> **OBJECTIVE**
Extract every line that includes the string "Краснодарского".

> **DATA FOR PROCESSING**
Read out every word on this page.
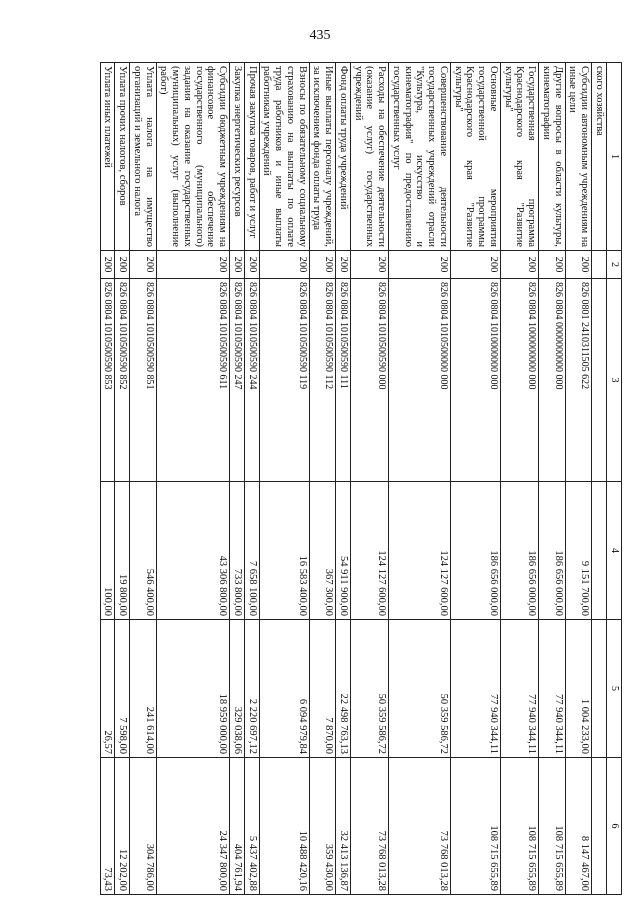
435
1	2	3	4	5	6
ского хозяйства					
Субсидии автономным учреждениям на иные цели	200	826 0801 2410311505 622	9 151 700,00	1 004 233,00	8 147 467,00
Другие вопросы в области культуры, кинематографии	200	826 0804 0000000000 000	186 656 000,00	77 940 344,11	108 715 655,89
Государственная программа Краснодарского края "Развитие культуры"	200	826 0804 1000000000 000	186 656 000,00	77 940 344,11	108 715 655,89
Основные мероприятия государственной программы Краснодарского края "Развитие культуры"	200	826 0804 1010000000 000	186 656 000,00	77 940 344,11	108 715 655,89
Совершенствование деятельности государственных учреждений отрасли "Культура, искусство и кинематография" по предоставлению государственных услуг	200	826 0804 1010500000 000	124 127 600,00	50 359 586,72	73 768 013,28
Расходы на обеспечение деятельности (оказание услуг) государственных учреждений	200	826 0804 1010500590 000	124 127 600,00	50 359 586,72	73 768 013,28
Фонд оплаты труда учреждений	200	826 0804 1010500590 111	54 911 900,00	22 498 763,13	32 413 136,87
Иные выплаты персоналу учреждений, за исключением фонда оплаты труда	200	826 0804 1010500590 112	367 300,00	7 870,00	359 430,00
Взносы по обязательному социальному страхованию на выплаты по оплате труда работников и иные выплаты работникам учреждений	200	826 0804 1010500590 119	16 583 400,00	6 094 979,84	10 488 420,16
Прочая закупка товаров, работ и услуг	200	826 0804 1010500590 244	7 658 100,00	2 220 697,12	5 437 402,88
Закупка энергетических ресурсов	200	826 0804 1010500590 247	733 800,00	329 038,06	404 761,94
Субсидии бюджетным учреждениям на финансовое обеспечение государственного (муниципального) задания на оказание государственных (муниципальных) услуг (выполнение работ)	200	826 0804 1010500590 611	43 306 800,00	18 959 000,00	24 347 800,00
Уплата налога на имущество организаций и земельного налога	200	826 0804 1010500590 851	546 400,00	241 614,00	304 786,00
Уплата прочих налогов, сборов	200	826 0804 1010500590 852	19 800,00	7 598,00	12 202,00
Уплата иных платежей	200	826 0804 1010500590 853	100,00	26,57	73,43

> **IN RESPONSE**
Государственная программа Краснодарского края "Развитие культуры"	200	826 0804 1000000000 000	186 656 000,00	77 940 344,11	108 715 655,89
Основные мероприятия государственной программы Краснодарского края "Развитие культуры"	200	826 0804 1010000000 000	186 656 000,00	77 940 344,11	108 715 655,89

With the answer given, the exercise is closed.